→ **EXERCISE DESCRIPTION**: For each line that holds "terms", copy the line out.

(Records)
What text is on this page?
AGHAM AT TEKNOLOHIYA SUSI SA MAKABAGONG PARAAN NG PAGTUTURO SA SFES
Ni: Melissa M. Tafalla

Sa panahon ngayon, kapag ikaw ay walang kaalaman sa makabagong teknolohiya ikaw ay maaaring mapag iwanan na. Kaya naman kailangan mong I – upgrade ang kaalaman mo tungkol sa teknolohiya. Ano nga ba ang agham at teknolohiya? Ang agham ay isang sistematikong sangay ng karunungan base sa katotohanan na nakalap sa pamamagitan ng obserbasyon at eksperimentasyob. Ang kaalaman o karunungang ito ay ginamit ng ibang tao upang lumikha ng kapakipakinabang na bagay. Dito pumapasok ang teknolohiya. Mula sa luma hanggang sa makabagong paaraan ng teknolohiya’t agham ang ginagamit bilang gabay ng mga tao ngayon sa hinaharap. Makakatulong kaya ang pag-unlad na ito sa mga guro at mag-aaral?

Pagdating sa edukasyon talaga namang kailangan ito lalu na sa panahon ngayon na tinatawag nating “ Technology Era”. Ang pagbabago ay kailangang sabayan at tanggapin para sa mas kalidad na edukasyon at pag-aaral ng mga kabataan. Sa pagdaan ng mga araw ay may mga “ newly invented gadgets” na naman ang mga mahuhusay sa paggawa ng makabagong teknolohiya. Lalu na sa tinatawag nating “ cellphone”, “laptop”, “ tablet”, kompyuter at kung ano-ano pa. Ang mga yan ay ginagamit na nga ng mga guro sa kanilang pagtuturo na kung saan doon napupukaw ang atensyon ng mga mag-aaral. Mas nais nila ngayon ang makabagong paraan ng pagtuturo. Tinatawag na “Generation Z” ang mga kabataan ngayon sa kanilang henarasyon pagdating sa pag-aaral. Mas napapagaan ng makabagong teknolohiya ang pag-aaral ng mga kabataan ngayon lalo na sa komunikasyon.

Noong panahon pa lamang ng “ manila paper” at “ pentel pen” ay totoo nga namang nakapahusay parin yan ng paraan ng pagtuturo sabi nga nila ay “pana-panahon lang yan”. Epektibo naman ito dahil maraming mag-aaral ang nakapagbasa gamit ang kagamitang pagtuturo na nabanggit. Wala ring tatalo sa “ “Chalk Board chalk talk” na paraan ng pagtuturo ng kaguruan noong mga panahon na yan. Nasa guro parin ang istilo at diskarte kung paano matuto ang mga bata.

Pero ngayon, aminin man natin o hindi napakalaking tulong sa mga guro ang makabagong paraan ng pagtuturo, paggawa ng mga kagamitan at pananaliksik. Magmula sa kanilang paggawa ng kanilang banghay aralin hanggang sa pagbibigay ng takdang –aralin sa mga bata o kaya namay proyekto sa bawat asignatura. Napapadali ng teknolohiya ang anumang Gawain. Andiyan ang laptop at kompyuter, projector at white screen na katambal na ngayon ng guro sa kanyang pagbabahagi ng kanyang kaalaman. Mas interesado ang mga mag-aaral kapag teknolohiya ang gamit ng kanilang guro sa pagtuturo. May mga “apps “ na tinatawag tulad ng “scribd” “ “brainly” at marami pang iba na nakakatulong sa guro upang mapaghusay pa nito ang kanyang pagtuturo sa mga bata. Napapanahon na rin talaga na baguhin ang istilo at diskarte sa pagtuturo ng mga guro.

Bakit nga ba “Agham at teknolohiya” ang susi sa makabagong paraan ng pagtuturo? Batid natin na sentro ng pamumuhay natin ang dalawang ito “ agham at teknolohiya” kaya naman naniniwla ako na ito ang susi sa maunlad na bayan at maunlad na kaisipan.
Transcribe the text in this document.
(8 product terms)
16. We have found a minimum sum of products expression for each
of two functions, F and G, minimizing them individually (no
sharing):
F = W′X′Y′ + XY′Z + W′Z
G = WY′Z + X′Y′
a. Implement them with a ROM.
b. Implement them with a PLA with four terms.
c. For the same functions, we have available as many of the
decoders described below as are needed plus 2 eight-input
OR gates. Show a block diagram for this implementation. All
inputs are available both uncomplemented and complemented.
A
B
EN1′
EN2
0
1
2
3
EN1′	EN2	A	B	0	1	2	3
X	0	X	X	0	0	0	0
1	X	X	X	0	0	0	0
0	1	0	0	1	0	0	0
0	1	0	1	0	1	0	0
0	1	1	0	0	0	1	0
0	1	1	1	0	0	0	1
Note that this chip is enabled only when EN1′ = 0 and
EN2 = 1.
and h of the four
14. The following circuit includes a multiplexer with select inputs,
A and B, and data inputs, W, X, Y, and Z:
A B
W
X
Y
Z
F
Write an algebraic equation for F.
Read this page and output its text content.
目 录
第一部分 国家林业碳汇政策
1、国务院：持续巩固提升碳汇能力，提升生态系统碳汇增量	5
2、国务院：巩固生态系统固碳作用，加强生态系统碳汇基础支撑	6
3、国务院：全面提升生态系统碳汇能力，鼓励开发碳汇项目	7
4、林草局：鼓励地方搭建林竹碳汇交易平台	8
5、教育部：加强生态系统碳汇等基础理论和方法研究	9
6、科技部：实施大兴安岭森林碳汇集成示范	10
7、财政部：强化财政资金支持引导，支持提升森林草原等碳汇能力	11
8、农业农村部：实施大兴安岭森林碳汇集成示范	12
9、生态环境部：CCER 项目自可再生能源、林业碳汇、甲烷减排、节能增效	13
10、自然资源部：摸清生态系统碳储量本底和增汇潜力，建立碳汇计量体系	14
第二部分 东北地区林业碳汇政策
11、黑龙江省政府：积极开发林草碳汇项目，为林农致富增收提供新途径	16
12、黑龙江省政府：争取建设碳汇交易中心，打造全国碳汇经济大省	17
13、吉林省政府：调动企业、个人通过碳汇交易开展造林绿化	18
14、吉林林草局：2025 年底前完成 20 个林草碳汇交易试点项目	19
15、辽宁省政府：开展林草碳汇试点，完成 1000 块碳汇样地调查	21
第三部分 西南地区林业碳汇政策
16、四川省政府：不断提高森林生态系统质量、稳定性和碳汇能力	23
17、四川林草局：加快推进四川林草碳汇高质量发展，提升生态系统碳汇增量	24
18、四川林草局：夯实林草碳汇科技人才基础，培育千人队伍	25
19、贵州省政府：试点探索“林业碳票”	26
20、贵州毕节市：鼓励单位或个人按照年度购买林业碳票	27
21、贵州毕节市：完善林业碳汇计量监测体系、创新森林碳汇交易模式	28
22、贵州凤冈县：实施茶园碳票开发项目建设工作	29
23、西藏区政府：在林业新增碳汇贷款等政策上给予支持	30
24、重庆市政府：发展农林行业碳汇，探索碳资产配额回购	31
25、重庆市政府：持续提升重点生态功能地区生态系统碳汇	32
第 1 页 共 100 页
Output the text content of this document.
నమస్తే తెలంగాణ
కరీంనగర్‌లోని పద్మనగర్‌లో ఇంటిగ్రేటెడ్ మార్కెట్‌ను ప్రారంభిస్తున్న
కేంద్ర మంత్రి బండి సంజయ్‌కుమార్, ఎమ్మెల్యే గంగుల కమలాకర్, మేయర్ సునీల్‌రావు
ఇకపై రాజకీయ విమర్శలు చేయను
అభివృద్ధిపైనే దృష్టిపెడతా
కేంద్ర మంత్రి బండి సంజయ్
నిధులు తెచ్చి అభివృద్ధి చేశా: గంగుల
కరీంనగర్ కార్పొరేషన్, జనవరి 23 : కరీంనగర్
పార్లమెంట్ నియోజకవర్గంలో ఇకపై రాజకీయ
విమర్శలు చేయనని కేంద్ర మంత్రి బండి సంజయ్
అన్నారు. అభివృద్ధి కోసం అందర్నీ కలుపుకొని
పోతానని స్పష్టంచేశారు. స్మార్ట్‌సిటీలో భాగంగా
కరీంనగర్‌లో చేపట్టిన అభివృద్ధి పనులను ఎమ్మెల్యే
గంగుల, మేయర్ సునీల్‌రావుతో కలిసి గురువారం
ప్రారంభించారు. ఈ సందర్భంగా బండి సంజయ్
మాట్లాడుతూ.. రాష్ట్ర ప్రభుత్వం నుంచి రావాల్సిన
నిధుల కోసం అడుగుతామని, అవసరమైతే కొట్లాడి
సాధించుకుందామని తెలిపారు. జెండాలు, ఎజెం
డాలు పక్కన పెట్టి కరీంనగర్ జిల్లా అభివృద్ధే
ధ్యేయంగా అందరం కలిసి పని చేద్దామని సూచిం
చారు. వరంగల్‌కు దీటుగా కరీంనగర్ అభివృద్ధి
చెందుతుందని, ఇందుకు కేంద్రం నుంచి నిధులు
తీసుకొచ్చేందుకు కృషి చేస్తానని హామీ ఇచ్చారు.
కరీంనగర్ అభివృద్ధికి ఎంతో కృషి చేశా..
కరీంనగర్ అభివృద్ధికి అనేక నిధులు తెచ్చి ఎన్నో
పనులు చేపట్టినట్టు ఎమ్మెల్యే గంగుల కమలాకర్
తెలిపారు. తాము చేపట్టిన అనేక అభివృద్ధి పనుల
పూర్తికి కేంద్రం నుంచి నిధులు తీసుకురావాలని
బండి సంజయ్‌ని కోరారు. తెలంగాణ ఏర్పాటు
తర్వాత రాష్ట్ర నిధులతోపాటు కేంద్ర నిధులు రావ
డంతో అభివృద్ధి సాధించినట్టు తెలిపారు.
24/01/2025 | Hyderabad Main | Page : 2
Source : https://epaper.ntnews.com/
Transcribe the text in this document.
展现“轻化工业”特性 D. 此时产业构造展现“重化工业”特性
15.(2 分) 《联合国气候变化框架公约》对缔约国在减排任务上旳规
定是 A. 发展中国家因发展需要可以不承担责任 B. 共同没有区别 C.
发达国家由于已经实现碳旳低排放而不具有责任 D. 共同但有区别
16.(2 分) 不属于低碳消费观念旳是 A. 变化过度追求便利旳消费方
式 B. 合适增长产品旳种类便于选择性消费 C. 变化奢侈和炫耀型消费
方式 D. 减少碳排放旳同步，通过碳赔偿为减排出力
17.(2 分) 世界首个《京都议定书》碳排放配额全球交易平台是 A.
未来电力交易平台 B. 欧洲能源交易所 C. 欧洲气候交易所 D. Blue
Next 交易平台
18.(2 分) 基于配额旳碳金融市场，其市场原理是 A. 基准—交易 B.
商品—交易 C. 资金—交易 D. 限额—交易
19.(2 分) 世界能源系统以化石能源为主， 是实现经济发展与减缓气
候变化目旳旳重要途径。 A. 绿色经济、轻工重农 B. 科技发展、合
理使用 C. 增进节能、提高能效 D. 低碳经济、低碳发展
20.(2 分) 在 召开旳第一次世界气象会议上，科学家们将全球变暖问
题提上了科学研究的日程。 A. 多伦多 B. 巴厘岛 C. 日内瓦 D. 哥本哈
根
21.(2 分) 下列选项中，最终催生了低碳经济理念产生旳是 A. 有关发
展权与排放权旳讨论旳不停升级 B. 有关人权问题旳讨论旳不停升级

→ **SOLUTION FOR THIS PROBLEM**:
(8 product terms)
b. Implement them with a PLA with four terms.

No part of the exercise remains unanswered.